Figure content listings:
· · · ·

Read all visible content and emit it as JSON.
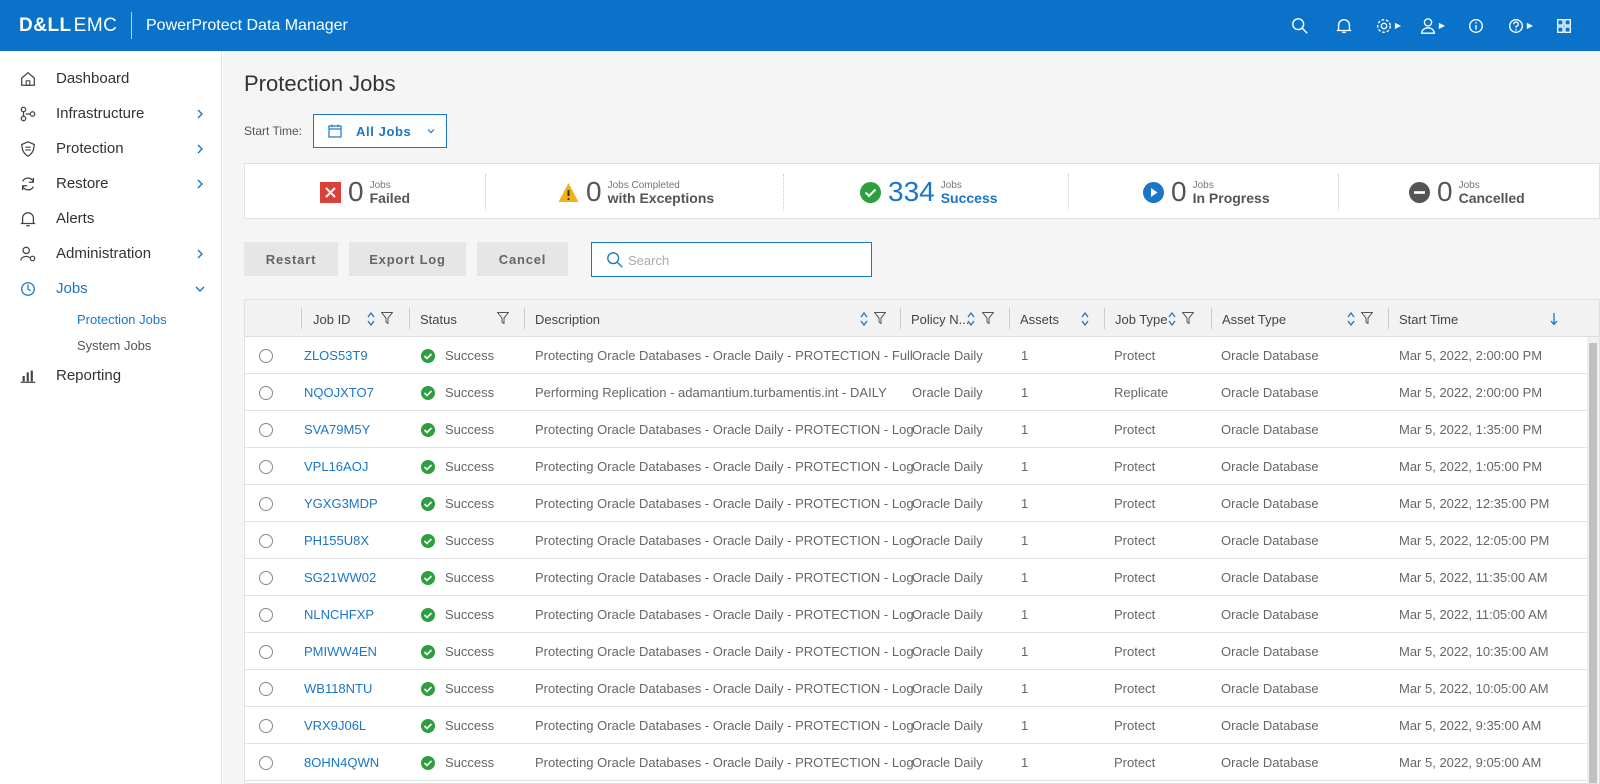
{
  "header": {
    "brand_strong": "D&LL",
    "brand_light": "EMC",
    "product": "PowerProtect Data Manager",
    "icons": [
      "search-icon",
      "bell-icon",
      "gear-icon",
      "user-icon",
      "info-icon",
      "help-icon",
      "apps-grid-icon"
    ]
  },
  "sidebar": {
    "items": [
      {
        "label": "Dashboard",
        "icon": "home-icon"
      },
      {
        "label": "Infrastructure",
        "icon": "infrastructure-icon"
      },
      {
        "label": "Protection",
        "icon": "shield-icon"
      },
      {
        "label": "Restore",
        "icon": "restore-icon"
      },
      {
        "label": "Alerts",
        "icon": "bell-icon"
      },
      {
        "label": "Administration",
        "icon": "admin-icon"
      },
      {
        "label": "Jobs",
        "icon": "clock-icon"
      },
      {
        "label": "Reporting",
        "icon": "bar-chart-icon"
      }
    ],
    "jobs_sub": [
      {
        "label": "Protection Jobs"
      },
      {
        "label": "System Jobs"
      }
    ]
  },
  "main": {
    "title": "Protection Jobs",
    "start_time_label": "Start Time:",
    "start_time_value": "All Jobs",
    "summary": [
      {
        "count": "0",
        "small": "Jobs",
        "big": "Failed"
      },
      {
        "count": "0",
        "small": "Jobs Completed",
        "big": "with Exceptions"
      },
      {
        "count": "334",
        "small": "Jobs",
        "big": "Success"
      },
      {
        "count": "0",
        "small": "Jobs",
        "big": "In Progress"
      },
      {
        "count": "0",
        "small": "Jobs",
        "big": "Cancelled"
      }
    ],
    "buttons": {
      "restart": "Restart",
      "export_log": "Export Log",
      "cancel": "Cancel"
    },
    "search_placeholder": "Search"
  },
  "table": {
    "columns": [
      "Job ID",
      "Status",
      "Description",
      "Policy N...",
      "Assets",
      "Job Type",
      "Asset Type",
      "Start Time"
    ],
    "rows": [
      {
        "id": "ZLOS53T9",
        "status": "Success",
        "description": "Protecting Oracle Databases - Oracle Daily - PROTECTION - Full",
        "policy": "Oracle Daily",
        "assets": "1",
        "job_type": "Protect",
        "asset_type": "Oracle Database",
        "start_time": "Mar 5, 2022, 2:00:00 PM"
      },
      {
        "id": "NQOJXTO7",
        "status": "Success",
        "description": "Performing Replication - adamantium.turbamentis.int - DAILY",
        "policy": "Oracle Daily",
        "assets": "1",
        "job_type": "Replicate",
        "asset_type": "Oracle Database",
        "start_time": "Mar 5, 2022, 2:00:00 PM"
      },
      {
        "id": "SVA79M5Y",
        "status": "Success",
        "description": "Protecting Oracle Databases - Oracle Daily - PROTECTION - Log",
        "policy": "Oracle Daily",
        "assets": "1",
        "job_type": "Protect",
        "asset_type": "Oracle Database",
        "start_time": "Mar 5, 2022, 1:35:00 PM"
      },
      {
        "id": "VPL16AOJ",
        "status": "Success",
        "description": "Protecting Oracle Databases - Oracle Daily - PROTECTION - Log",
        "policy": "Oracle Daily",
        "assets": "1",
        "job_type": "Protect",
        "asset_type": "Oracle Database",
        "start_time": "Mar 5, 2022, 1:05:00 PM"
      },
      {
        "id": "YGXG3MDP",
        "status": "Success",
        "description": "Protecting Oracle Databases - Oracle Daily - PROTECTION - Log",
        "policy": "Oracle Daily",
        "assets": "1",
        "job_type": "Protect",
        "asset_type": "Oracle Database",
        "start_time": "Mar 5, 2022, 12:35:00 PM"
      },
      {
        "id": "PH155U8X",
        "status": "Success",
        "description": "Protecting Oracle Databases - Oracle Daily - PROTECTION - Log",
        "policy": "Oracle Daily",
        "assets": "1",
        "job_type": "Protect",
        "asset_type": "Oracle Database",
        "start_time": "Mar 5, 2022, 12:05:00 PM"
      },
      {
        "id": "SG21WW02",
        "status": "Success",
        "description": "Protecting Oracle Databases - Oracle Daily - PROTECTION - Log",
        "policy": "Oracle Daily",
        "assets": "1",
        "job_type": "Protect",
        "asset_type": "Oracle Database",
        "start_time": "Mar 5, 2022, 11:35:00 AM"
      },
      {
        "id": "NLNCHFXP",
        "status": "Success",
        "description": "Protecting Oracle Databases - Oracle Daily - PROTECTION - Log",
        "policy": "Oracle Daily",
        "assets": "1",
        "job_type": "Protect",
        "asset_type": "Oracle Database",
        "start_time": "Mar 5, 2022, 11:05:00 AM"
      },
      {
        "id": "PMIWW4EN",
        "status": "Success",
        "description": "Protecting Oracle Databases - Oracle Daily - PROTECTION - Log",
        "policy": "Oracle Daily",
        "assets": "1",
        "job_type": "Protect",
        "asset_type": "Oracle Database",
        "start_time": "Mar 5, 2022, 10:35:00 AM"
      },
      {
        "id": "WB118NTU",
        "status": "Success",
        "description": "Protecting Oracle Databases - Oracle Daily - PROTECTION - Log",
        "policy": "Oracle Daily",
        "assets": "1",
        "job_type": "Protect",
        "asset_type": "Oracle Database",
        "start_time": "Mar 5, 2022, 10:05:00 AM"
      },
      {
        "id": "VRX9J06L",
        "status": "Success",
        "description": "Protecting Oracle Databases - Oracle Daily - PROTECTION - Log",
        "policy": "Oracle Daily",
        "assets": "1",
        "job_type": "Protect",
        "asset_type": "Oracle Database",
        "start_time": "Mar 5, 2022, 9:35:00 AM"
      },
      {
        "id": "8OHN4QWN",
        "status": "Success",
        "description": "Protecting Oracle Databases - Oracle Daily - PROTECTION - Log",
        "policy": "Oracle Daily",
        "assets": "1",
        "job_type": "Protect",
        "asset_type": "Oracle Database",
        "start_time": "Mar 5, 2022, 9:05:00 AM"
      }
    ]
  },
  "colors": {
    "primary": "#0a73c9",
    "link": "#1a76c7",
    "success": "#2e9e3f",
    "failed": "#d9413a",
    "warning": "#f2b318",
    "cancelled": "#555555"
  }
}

· · · ·

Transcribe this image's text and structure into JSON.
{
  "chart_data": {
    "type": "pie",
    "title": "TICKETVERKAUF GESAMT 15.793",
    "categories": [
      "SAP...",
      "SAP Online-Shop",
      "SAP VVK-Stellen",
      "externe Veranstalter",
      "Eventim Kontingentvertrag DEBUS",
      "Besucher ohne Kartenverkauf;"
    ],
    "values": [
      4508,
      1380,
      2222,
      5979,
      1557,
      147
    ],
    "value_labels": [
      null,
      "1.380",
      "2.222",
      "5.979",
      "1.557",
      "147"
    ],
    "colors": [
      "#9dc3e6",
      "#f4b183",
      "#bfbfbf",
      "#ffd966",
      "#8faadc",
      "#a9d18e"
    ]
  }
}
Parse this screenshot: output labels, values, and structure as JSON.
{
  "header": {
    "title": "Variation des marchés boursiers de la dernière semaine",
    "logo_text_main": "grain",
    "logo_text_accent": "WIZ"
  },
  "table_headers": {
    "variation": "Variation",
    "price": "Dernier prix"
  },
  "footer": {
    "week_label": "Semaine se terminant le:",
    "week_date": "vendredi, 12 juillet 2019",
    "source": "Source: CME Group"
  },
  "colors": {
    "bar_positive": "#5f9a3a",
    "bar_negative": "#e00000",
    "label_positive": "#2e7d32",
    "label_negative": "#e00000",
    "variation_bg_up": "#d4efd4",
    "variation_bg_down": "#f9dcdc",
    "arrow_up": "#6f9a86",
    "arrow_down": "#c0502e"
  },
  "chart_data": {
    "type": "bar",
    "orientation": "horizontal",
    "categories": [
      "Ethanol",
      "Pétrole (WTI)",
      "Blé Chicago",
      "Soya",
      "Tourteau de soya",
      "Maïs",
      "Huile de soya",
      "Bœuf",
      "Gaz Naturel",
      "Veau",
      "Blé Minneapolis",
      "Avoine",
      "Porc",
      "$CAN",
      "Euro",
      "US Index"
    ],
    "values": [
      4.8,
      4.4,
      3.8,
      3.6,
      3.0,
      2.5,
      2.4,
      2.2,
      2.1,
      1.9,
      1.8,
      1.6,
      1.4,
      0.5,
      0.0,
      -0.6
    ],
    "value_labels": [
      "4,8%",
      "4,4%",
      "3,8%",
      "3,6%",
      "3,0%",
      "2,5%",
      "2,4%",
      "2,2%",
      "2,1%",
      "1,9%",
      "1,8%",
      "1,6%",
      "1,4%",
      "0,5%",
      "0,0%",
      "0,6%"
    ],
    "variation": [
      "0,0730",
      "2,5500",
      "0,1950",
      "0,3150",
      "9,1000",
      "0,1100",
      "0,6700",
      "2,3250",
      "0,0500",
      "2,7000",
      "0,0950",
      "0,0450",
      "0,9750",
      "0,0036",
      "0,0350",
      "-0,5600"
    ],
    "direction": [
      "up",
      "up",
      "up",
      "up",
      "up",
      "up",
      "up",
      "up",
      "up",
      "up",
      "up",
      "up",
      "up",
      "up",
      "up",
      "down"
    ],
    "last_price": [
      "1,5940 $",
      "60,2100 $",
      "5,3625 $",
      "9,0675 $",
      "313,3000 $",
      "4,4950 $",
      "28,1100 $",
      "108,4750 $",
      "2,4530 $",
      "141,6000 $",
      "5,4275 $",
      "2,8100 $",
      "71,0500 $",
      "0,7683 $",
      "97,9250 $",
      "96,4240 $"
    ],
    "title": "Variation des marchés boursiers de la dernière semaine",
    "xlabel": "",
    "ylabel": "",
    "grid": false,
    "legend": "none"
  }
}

· · · ·

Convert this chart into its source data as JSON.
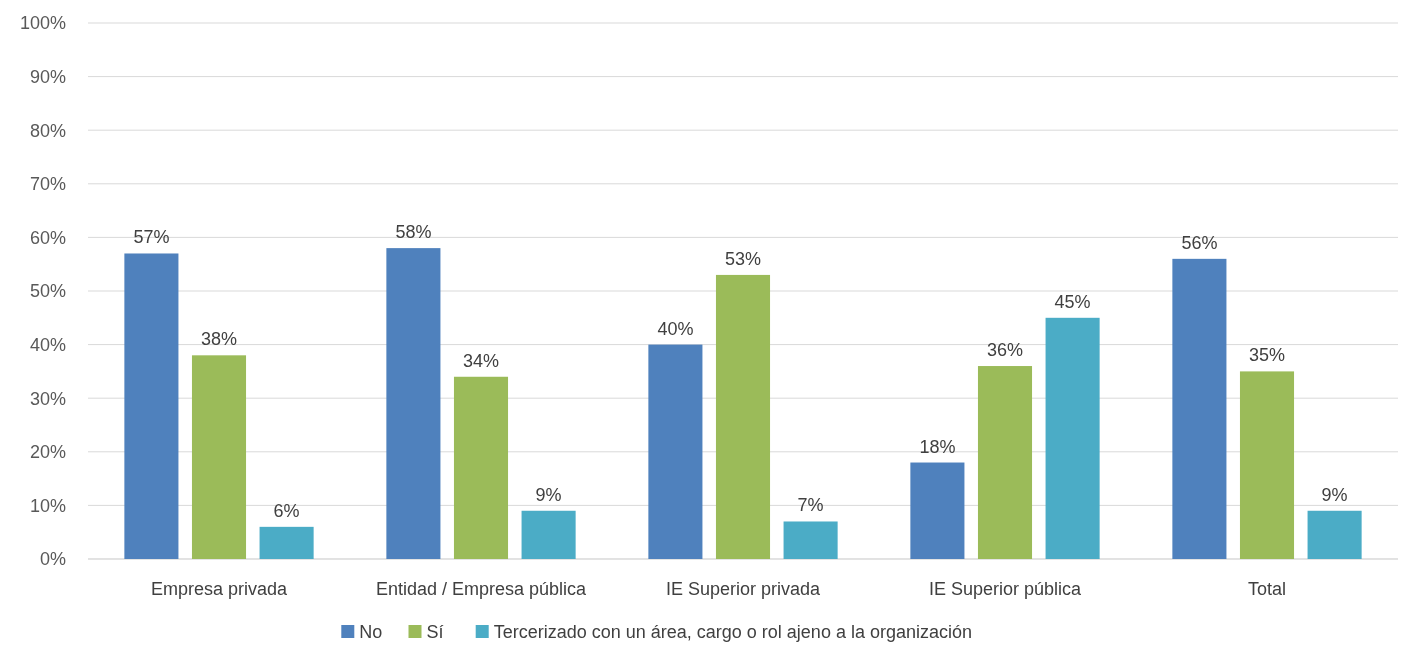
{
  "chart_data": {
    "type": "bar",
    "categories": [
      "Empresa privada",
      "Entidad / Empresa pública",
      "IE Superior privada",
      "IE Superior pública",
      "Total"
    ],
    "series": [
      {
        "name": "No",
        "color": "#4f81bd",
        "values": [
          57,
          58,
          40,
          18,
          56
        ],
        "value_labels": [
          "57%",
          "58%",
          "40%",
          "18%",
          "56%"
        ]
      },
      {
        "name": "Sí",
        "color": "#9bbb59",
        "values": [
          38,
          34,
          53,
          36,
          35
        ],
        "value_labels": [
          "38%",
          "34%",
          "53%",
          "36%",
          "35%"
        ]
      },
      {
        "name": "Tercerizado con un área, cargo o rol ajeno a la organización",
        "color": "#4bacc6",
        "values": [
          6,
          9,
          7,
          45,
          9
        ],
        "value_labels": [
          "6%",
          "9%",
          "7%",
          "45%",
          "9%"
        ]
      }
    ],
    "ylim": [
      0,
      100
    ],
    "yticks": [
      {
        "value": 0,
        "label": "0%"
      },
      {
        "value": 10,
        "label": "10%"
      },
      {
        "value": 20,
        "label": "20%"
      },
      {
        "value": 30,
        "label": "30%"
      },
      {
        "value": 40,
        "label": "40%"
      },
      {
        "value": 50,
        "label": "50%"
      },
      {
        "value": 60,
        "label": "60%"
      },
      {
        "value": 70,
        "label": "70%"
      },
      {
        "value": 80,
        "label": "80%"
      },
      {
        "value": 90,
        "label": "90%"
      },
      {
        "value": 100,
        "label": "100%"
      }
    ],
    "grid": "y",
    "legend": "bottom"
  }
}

· · · ·

- [TO BE DONE]:
Return every line above that contains the word "Superior".

- [WRITTEN SOLUTION]:
      "IE Superior privada",
      "IE Superior pública",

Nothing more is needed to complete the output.